- Your goal: Make an exact transcription of the material, leaving out all images.

Records from a data source:
-- START --

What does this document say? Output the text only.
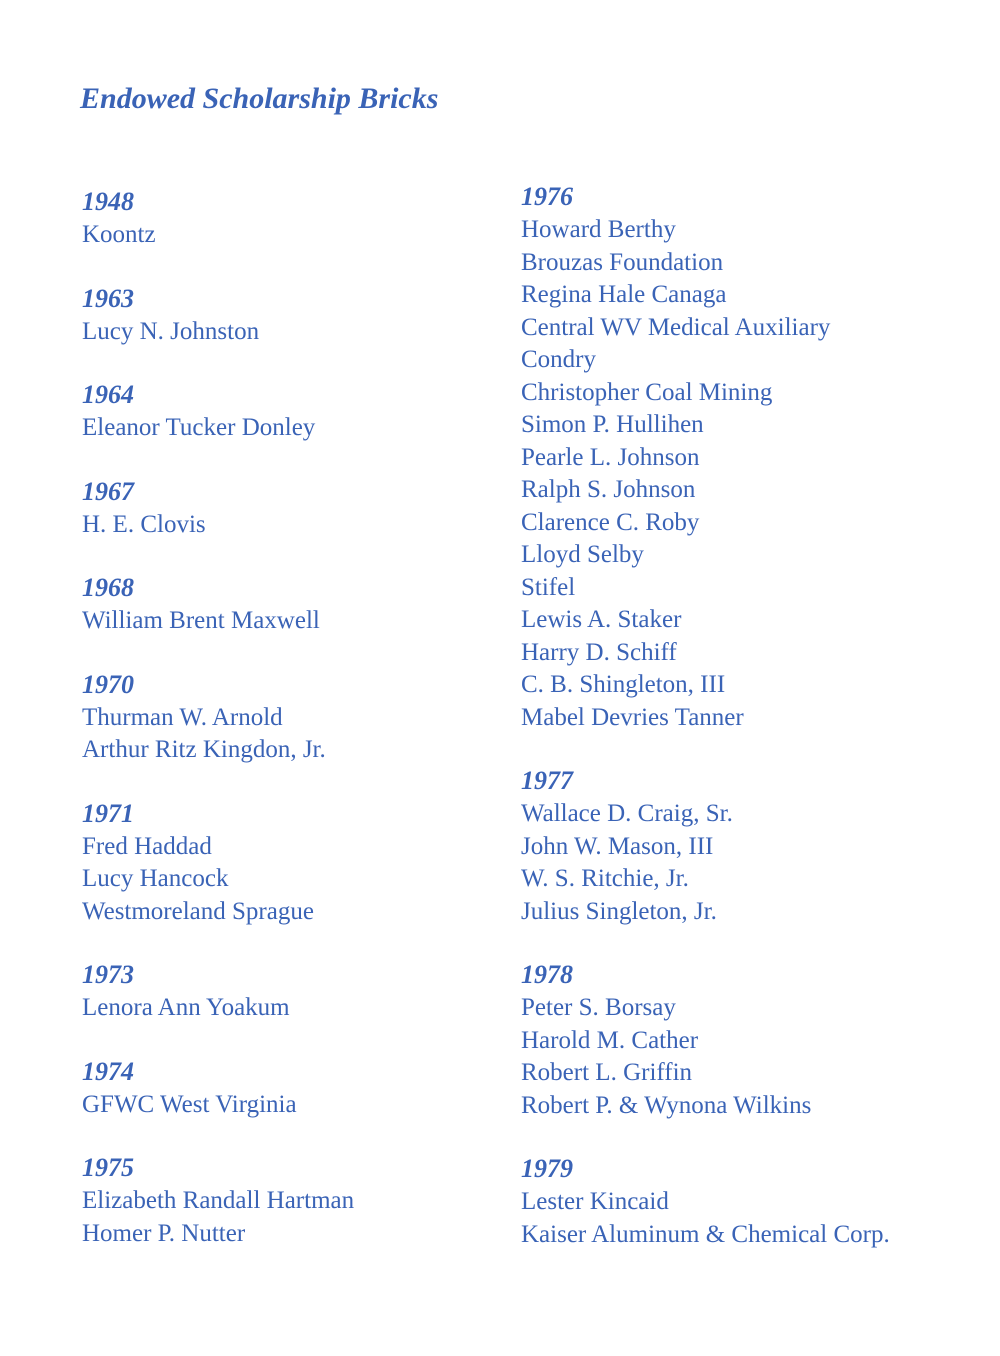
Endowed Scholarship Bricks
1948
Koontz
1963
Lucy N. Johnston
1964
Eleanor Tucker Donley
1967
H. E. Clovis
1968
William Brent Maxwell
1970
Thurman W. Arnold
Arthur Ritz Kingdon, Jr.
1971
Fred Haddad
Lucy Hancock
Westmoreland Sprague
1973
Lenora Ann Yoakum
1974
GFWC West Virginia
1975
Elizabeth Randall Hartman
Homer P. Nutter
1976
Howard Berthy
Brouzas Foundation
Regina Hale Canaga
Central WV Medical Auxiliary
Condry
Christopher Coal Mining
Simon P. Hullihen
Pearle L. Johnson
Ralph S. Johnson
Clarence C. Roby
Lloyd Selby
Stifel
Lewis A. Staker
Harry D. Schiff
C. B. Shingleton, III
Mabel Devries Tanner
1977
Wallace D. Craig, Sr.
John W. Mason, III
W. S. Ritchie, Jr.
Julius Singleton, Jr.
1978
Peter S. Borsay
Harold M. Cather
Robert L. Griffin
Robert P. & Wynona Wilkins
1979
Lester Kincaid
Kaiser Aluminum & Chemical Corp.
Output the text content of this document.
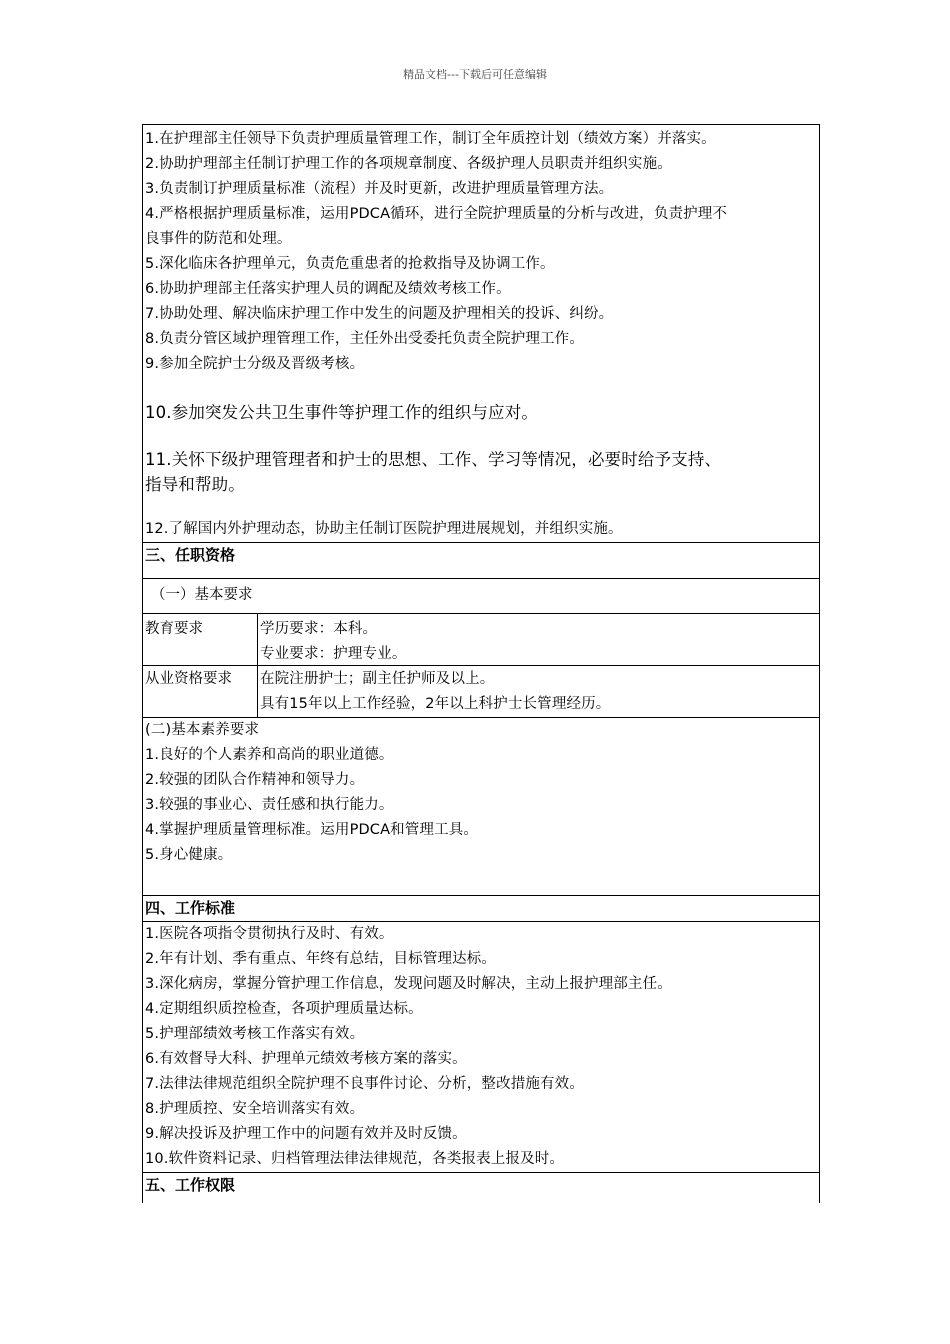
精品文档---下载后可任意编辑
1.在护理部主任领导下负责护理质量管理工作，制订全年质控计划（绩效方案）并落实。
2.协助护理部主任制订护理工作的各项规章制度、各级护理人员职责并组织实施。
3.负责制订护理质量标准（流程）并及时更新，改进护理质量管理方法。
4.严格根据护理质量标准，运用PDCA循环，进行全院护理质量的分析与改进，负责护理不
良事件的防范和处理。
5.深化临床各护理单元，负责危重患者的抢救指导及协调工作。
6.协助护理部主任落实护理人员的调配及绩效考核工作。
7.协助处理、解决临床护理工作中发生的问题及护理相关的投诉、纠纷。
8.负责分管区域护理管理工作，主任外出受委托负责全院护理工作。
9.参加全院护士分级及晋级考核。
10.参加突发公共卫生事件等护理工作的组织与应对。
11.关怀下级护理管理者和护士的思想、工作、学习等情况，必要时给予支持、
指导和帮助。
12.了解国内外护理动态，协助主任制订医院护理进展规划，并组织实施。
三、任职资格
（一）基本要求
教育要求	学历要求：本科。
专业要求：护理专业。
从业资格要求	在院注册护士；副主任护师及以上。
具有15年以上工作经验，2年以上科护士长管理经历。
(二)基本素养要求
1.良好的个人素养和高尚的职业道德。
2.较强的团队合作精神和领导力。
3.较强的事业心、责任感和执行能力。
4.掌握护理质量管理标准。运用PDCA和管理工具。
5.身心健康。
四、工作标准
1.医院各项指令贯彻执行及时、有效。
2.年有计划、季有重点、年终有总结，目标管理达标。
3.深化病房，掌握分管护理工作信息，发现问题及时解决，主动上报护理部主任。
4.定期组织质控检查，各项护理质量达标。
5.护理部绩效考核工作落实有效。
6.有效督导大科、护理单元绩效考核方案的落实。
7.法律法律规范组织全院护理不良事件讨论、分析，整改措施有效。
8.护理质控、安全培训落实有效。
9.解决投诉及护理工作中的问题有效并及时反馈。
10.软件资料记录、归档管理法律法律规范，各类报表上报及时。
五、工作权限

-- END --

- Solution:
What does this document say? Output the text only.
Endowed Scholarship Bricks
1948
Koontz
1963
Lucy N. Johnston
1964
Eleanor Tucker Donley
1967
H. E. Clovis
1968
William Brent Maxwell
1970
Thurman W. Arnold
Arthur Ritz Kingdon, Jr.
1971
Fred Haddad
Lucy Hancock
Westmoreland Sprague
1973
Lenora Ann Yoakum
1974
GFWC West Virginia
1975
Elizabeth Randall Hartman
Homer P. Nutter
1976
Howard Berthy
Brouzas Foundation
Regina Hale Canaga
Central WV Medical Auxiliary
Condry
Christopher Coal Mining
Simon P. Hullihen
Pearle L. Johnson
Ralph S. Johnson
Clarence C. Roby
Lloyd Selby
Stifel
Lewis A. Staker
Harry D. Schiff
C. B. Shingleton, III
Mabel Devries Tanner
1977
Wallace D. Craig, Sr.
John W. Mason, III
W. S. Ritchie, Jr.
Julius Singleton, Jr.
1978
Peter S. Borsay
Harold M. Cather
Robert L. Griffin
Robert P. & Wynona Wilkins
1979
Lester Kincaid
Kaiser Aluminum & Chemical Corp.
Output the text content of this document.
精品文档---下载后可任意编辑
1.在护理部主任领导下负责护理质量管理工作，制订全年质控计划（绩效方案）并落实。
2.协助护理部主任制订护理工作的各项规章制度、各级护理人员职责并组织实施。
3.负责制订护理质量标准（流程）并及时更新，改进护理质量管理方法。
4.严格根据护理质量标准，运用PDCA循环，进行全院护理质量的分析与改进，负责护理不
良事件的防范和处理。
5.深化临床各护理单元，负责危重患者的抢救指导及协调工作。
6.协助护理部主任落实护理人员的调配及绩效考核工作。
7.协助处理、解决临床护理工作中发生的问题及护理相关的投诉、纠纷。
8.负责分管区域护理管理工作，主任外出受委托负责全院护理工作。
9.参加全院护士分级及晋级考核。
10.参加突发公共卫生事件等护理工作的组织与应对。
11.关怀下级护理管理者和护士的思想、工作、学习等情况，必要时给予支持、
指导和帮助。
12.了解国内外护理动态，协助主任制订医院护理进展规划，并组织实施。
三、任职资格
（一）基本要求
教育要求	学历要求：本科。
专业要求：护理专业。
从业资格要求	在院注册护士；副主任护师及以上。
具有15年以上工作经验，2年以上科护士长管理经历。
(二)基本素养要求
1.良好的个人素养和高尚的职业道德。
2.较强的团队合作精神和领导力。
3.较强的事业心、责任感和执行能力。
4.掌握护理质量管理标准。运用PDCA和管理工具。
5.身心健康。
四、工作标准
1.医院各项指令贯彻执行及时、有效。
2.年有计划、季有重点、年终有总结，目标管理达标。
3.深化病房，掌握分管护理工作信息，发现问题及时解决，主动上报护理部主任。
4.定期组织质控检查，各项护理质量达标。
5.护理部绩效考核工作落实有效。
6.有效督导大科、护理单元绩效考核方案的落实。
7.法律法律规范组织全院护理不良事件讨论、分析，整改措施有效。
8.护理质控、安全培训落实有效。
9.解决投诉及护理工作中的问题有效并及时反馈。
10.软件资料记录、归档管理法律法律规范，各类报表上报及时。
五、工作权限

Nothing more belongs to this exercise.